• [Exercise goal]: Print, character for character, every line of the records between the line containing "- winner note 1: [893, 436, 1106, 475]" and the line containing "- left bullet list: ❖: [65, 291, 81, 312]", both of those lines included.

-------- Data shown

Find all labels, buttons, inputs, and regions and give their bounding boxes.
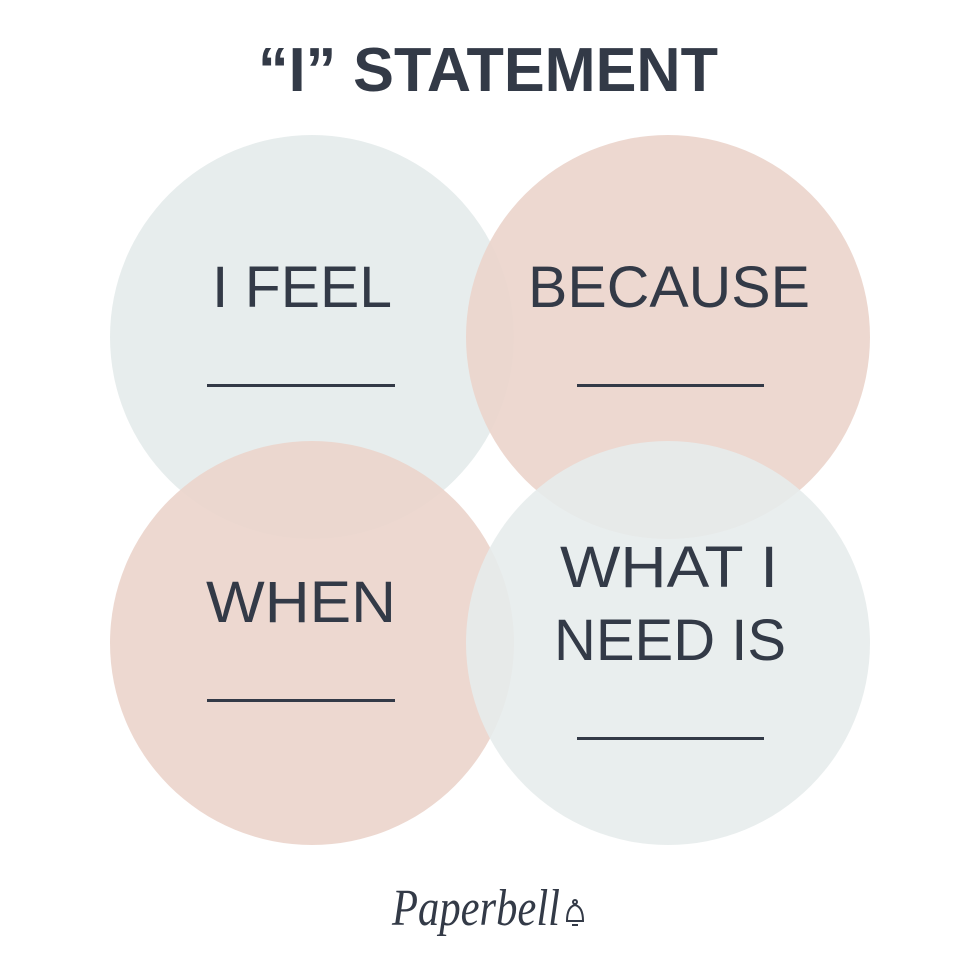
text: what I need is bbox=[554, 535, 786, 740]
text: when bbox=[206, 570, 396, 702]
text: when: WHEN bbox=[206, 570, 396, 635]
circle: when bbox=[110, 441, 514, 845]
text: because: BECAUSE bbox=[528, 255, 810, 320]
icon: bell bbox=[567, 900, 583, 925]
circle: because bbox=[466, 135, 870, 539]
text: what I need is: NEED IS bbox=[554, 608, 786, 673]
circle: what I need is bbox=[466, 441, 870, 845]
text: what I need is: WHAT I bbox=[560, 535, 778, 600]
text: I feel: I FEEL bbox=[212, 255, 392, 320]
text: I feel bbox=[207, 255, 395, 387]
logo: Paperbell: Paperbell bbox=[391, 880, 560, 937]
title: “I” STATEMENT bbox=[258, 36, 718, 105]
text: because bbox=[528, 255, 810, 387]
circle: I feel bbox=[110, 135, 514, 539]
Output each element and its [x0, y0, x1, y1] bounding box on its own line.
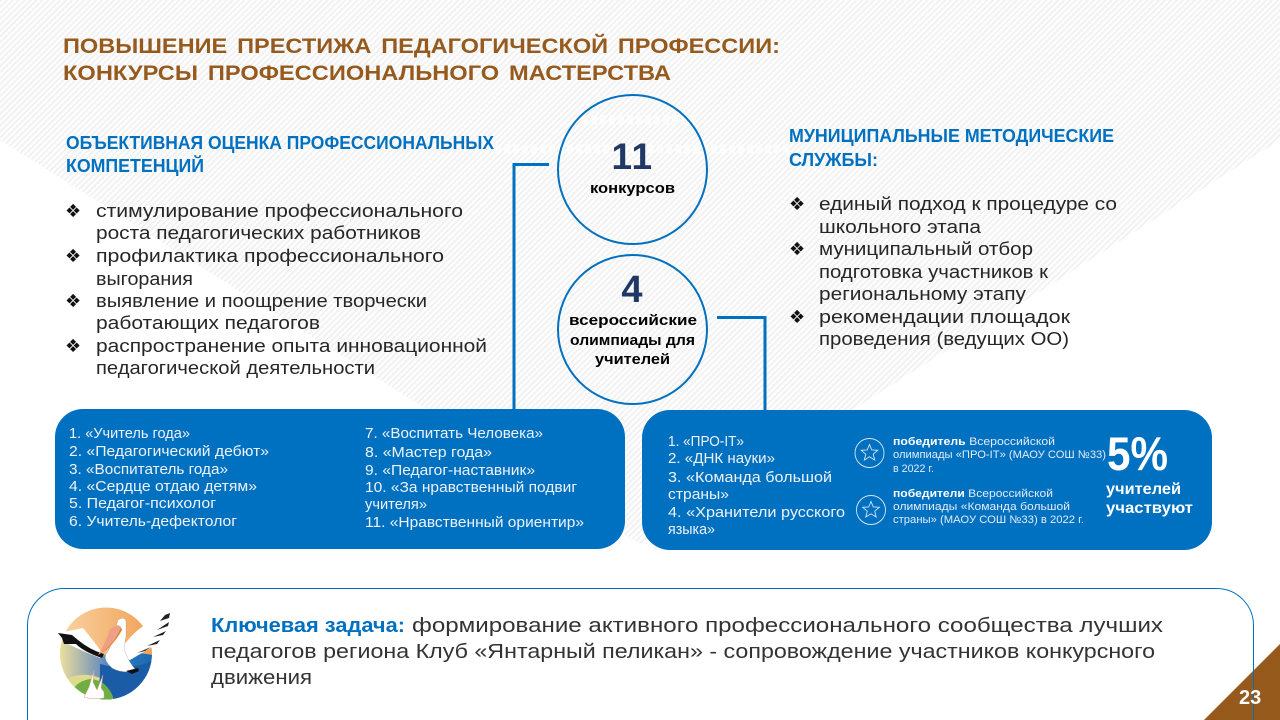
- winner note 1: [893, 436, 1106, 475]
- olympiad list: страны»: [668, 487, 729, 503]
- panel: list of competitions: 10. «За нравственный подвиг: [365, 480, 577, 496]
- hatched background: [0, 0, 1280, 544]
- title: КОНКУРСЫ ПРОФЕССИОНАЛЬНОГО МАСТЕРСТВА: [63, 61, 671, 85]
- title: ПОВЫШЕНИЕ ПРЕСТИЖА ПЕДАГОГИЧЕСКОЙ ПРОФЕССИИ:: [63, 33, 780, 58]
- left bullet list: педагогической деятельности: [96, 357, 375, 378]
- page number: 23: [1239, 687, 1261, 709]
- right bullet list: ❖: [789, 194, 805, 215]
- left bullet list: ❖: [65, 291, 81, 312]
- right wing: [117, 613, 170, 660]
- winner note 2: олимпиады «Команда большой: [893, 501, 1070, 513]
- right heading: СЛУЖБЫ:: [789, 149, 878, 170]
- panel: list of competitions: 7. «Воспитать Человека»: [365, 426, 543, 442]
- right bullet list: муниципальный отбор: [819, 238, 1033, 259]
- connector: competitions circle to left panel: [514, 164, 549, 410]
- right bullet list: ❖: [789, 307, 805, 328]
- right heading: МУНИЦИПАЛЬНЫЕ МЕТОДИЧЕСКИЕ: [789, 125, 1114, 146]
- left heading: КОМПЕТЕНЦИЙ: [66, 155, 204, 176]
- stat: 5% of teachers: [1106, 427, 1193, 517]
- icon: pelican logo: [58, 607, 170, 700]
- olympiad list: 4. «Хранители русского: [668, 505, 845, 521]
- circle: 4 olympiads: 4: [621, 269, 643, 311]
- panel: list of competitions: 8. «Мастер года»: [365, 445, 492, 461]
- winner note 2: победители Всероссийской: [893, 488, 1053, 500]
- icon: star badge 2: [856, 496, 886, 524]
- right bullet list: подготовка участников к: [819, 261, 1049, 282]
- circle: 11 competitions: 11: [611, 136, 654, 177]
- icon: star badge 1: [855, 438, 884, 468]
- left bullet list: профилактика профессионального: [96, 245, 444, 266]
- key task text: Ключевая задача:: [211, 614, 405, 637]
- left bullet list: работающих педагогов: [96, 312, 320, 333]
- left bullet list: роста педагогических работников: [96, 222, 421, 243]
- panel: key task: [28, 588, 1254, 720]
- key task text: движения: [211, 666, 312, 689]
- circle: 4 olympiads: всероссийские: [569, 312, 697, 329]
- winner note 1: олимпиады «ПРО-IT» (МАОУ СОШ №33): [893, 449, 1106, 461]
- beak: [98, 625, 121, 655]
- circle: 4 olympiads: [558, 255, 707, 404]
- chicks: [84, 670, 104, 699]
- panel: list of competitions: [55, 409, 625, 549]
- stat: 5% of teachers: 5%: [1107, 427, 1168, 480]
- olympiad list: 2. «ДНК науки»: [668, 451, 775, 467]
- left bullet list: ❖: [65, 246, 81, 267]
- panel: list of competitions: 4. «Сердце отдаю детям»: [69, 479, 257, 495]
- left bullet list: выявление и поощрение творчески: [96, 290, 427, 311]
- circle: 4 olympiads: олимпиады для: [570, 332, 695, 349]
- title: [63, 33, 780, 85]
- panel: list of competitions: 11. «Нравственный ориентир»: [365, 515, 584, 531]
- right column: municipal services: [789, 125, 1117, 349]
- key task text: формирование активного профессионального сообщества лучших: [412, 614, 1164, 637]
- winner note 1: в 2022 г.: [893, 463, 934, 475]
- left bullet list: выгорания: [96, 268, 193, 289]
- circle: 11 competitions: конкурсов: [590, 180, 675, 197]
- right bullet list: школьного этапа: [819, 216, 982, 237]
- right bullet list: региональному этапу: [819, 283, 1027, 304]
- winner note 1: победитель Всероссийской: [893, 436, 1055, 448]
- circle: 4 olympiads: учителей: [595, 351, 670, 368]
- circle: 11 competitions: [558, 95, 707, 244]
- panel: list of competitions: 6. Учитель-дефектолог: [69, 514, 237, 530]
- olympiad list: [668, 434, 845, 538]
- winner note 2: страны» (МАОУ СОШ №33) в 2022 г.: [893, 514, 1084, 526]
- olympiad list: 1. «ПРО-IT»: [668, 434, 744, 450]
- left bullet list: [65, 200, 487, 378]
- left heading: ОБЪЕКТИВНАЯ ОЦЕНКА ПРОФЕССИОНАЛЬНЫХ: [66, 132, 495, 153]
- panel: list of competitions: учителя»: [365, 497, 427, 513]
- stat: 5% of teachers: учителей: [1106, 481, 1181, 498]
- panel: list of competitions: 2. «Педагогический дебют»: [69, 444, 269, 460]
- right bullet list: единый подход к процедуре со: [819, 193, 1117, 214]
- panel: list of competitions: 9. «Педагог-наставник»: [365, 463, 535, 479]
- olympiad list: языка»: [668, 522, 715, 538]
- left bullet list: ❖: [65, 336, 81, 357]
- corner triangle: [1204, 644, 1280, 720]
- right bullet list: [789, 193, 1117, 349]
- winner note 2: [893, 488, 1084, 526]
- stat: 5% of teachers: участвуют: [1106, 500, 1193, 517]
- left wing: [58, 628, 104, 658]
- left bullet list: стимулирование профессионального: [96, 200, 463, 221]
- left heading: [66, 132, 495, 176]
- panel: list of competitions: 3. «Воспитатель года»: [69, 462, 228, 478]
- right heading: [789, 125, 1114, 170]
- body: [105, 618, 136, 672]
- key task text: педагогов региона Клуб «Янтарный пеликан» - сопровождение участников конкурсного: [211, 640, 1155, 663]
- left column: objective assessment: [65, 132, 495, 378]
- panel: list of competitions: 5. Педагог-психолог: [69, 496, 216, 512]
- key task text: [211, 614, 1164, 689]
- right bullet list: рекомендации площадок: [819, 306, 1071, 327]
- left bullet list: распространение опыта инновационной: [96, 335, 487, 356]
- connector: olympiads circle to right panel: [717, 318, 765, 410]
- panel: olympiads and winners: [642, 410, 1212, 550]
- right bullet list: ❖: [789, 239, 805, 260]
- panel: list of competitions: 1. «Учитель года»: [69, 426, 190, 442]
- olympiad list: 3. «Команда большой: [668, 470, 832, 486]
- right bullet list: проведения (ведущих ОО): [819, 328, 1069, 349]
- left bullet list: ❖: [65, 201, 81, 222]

----------------

• [Output of the task]:
- winner note 1: [893, 436, 1106, 475]
- olympiad list: страны»: [668, 487, 729, 503]
- panel: list of competitions: 10. «За нравственный подвиг: [365, 480, 577, 496]
- hatched background: [0, 0, 1280, 544]
- title: КОНКУРСЫ ПРОФЕССИОНАЛЬНОГО МАСТЕРСТВА: [63, 61, 671, 85]
- title: ПОВЫШЕНИЕ ПРЕСТИЖА ПЕДАГОГИЧЕСКОЙ ПРОФЕССИИ:: [63, 33, 780, 58]
- left bullet list: педагогической деятельности: [96, 357, 375, 378]
- page number: 23: [1239, 687, 1261, 709]
- right bullet list: ❖: [789, 194, 805, 215]
- left bullet list: ❖: [65, 291, 81, 312]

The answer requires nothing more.